▶ _What is being asked_
All of the records listed below should be retyped exactly.

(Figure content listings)
--
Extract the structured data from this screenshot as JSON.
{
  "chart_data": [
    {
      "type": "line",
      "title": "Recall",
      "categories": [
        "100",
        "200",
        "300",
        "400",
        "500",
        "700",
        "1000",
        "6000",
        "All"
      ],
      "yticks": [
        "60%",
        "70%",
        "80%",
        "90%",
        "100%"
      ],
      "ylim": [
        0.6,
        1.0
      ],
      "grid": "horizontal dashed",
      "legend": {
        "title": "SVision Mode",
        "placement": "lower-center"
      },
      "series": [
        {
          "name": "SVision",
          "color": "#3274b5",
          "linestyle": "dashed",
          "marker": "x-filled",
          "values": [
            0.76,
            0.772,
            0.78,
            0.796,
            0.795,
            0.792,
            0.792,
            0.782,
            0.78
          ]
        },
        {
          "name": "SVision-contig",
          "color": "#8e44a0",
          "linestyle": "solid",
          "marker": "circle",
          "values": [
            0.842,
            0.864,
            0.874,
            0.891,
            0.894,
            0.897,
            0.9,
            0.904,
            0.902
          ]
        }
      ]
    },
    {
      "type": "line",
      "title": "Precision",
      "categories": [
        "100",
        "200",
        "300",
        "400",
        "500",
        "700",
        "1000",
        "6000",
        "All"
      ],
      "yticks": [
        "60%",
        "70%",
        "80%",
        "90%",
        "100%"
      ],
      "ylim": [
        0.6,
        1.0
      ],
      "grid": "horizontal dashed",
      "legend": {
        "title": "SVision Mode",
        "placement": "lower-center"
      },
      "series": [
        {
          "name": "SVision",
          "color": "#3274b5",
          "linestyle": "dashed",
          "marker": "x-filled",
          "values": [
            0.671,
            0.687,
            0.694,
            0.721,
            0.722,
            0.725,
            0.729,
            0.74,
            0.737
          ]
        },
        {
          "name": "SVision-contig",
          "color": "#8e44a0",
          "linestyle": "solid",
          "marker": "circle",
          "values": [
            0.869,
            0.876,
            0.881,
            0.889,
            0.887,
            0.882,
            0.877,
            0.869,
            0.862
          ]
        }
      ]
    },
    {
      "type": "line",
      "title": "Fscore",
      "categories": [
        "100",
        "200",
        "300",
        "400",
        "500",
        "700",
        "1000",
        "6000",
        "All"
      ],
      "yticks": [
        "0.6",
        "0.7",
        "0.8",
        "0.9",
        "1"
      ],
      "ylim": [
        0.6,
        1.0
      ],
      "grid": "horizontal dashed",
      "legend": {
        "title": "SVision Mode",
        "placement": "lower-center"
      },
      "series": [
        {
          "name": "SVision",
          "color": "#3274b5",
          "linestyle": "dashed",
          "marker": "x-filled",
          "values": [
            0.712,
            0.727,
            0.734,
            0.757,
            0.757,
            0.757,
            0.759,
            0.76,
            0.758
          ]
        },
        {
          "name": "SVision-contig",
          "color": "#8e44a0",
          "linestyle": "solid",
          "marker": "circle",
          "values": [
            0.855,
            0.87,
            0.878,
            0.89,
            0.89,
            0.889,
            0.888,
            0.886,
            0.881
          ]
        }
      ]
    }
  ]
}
--
▶ _Answer below_
Extract the structured data from this screenshot as JSON.
{
  "chart_data": [
    {
      "type": "line",
      "title": "Recall",
      "categories": [
        "100",
        "200",
        "300",
        "400",
        "500",
        "700",
        "1000",
        "6000",
        "All"
      ],
      "yticks": [
        "60%",
        "70%",
        "80%",
        "90%",
        "100%"
      ],
      "ylim": [
        0.6,
        1.0
      ],
      "grid": "horizontal dashed",
      "legend": {
        "title": "SVision Mode",
        "placement": "lower-center"
      },
      "series": [
        {
          "name": "SVision",
          "color": "#3274b5",
          "linestyle": "dashed",
          "marker": "x-filled",
          "values": [
            0.76,
            0.772,
            0.78,
            0.796,
            0.795,
            0.792,
            0.792,
            0.782,
            0.78
          ]
        },
        {
          "name": "SVision-contig",
          "color": "#8e44a0",
          "linestyle": "solid",
          "marker": "circle",
          "values": [
            0.842,
            0.864,
            0.874,
            0.891,
            0.894,
            0.897,
            0.9,
            0.904,
            0.902
          ]
        }
      ]
    },
    {
      "type": "line",
      "title": "Precision",
      "categories": [
        "100",
        "200",
        "300",
        "400",
        "500",
        "700",
        "1000",
        "6000",
        "All"
      ],
      "yticks": [
        "60%",
        "70%",
        "80%",
        "90%",
        "100%"
      ],
      "ylim": [
        0.6,
        1.0
      ],
      "grid": "horizontal dashed",
      "legend": {
        "title": "SVision Mode",
        "placement": "lower-center"
      },
      "series": [
        {
          "name": "SVision",
          "color": "#3274b5",
          "linestyle": "dashed",
          "marker": "x-filled",
          "values": [
            0.671,
            0.687,
            0.694,
            0.721,
            0.722,
            0.725,
            0.729,
            0.74,
            0.737
          ]
        },
        {
          "name": "SVision-contig",
          "color": "#8e44a0",
          "linestyle": "solid",
          "marker": "circle",
          "values": [
            0.869,
            0.876,
            0.881,
            0.889,
            0.887,
            0.882,
            0.877,
            0.869,
            0.862
          ]
        }
      ]
    },
    {
      "type": "line",
      "title": "Fscore",
      "categories": [
        "100",
        "200",
        "300",
        "400",
        "500",
        "700",
        "1000",
        "6000",
        "All"
      ],
      "yticks": [
        "0.6",
        "0.7",
        "0.8",
        "0.9",
        "1"
      ],
      "ylim": [
        0.6,
        1.0
      ],
      "grid": "horizontal dashed",
      "legend": {
        "title": "SVision Mode",
        "placement": "lower-center"
      },
      "series": [
        {
          "name": "SVision",
          "color": "#3274b5",
          "linestyle": "dashed",
          "marker": "x-filled",
          "values": [
            0.712,
            0.727,
            0.734,
            0.757,
            0.757,
            0.757,
            0.759,
            0.76,
            0.758
          ]
        },
        {
          "name": "SVision-contig",
          "color": "#8e44a0",
          "linestyle": "solid",
          "marker": "circle",
          "values": [
            0.855,
            0.87,
            0.878,
            0.89,
            0.89,
            0.889,
            0.888,
            0.886,
            0.881
          ]
        }
      ]
    }
  ]
}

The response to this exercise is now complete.